[Excerpts from a figure dataset]
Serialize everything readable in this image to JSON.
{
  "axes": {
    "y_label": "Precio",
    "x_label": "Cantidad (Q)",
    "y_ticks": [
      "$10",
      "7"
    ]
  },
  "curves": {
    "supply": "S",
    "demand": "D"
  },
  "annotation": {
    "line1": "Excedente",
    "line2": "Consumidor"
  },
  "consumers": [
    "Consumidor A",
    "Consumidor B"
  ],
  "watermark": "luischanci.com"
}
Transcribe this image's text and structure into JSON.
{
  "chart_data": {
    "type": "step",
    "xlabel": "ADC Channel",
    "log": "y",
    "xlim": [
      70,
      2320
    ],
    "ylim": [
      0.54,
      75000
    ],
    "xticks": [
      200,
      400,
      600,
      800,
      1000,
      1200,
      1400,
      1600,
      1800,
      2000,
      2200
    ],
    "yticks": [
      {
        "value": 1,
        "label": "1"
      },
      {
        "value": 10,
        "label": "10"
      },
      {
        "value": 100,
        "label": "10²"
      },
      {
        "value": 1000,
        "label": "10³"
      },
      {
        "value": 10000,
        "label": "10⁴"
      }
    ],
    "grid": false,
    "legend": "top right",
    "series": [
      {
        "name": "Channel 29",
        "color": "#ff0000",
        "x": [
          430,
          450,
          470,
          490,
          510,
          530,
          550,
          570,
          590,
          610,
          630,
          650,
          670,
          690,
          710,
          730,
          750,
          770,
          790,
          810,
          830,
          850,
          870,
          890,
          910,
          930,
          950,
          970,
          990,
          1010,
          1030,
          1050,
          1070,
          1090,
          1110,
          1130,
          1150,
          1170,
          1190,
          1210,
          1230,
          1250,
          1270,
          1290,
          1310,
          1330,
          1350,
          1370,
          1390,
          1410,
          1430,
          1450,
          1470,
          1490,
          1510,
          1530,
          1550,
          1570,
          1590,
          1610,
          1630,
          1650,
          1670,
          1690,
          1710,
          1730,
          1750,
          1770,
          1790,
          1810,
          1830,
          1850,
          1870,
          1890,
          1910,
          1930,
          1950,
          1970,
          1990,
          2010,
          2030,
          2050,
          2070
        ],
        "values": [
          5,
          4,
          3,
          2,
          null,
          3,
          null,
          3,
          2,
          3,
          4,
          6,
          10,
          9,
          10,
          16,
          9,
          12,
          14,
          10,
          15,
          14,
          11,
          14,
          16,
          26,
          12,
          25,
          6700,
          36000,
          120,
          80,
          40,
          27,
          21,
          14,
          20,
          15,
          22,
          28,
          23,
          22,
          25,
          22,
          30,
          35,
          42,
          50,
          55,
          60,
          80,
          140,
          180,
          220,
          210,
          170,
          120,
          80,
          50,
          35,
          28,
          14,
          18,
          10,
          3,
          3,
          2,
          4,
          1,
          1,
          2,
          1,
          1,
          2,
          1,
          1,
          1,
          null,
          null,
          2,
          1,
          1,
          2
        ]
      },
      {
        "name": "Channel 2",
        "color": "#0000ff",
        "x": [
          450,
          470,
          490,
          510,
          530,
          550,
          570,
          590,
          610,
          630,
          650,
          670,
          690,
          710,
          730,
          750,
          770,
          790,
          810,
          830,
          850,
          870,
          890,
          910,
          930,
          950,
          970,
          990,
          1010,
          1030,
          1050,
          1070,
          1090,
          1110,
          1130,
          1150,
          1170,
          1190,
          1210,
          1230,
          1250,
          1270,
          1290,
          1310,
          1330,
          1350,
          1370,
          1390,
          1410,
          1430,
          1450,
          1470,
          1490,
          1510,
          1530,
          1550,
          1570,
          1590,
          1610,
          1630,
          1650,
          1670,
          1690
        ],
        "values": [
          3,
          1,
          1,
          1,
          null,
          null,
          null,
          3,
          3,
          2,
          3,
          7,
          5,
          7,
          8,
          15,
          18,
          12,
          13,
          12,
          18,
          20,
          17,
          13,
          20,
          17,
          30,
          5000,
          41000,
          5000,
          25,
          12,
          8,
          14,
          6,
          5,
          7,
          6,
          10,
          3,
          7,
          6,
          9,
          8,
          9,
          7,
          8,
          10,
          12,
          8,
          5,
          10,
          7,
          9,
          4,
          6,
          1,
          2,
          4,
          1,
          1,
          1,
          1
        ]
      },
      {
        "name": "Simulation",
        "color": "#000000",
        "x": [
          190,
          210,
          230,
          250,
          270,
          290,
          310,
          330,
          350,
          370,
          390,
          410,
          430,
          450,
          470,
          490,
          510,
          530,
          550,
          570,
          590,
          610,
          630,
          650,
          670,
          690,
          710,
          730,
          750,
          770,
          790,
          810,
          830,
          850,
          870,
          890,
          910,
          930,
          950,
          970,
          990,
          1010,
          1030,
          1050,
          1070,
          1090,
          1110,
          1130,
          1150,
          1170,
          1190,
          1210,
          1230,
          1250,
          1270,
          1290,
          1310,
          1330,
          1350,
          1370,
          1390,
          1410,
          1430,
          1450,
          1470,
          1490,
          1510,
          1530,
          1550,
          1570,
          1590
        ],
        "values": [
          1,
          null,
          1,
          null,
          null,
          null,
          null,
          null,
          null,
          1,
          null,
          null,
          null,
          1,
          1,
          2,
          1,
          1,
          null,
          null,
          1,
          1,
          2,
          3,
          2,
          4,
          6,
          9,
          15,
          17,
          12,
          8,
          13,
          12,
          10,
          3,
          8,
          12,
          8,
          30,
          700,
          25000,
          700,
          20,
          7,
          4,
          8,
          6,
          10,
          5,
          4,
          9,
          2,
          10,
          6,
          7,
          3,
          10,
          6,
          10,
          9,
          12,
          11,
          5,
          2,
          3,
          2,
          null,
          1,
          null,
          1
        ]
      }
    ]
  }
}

Written request: Check every line for "JSON" and show the ones that have it.

Solution:
Serialize everything readable in this image to JSON.
Transcribe this image's text and structure into JSON.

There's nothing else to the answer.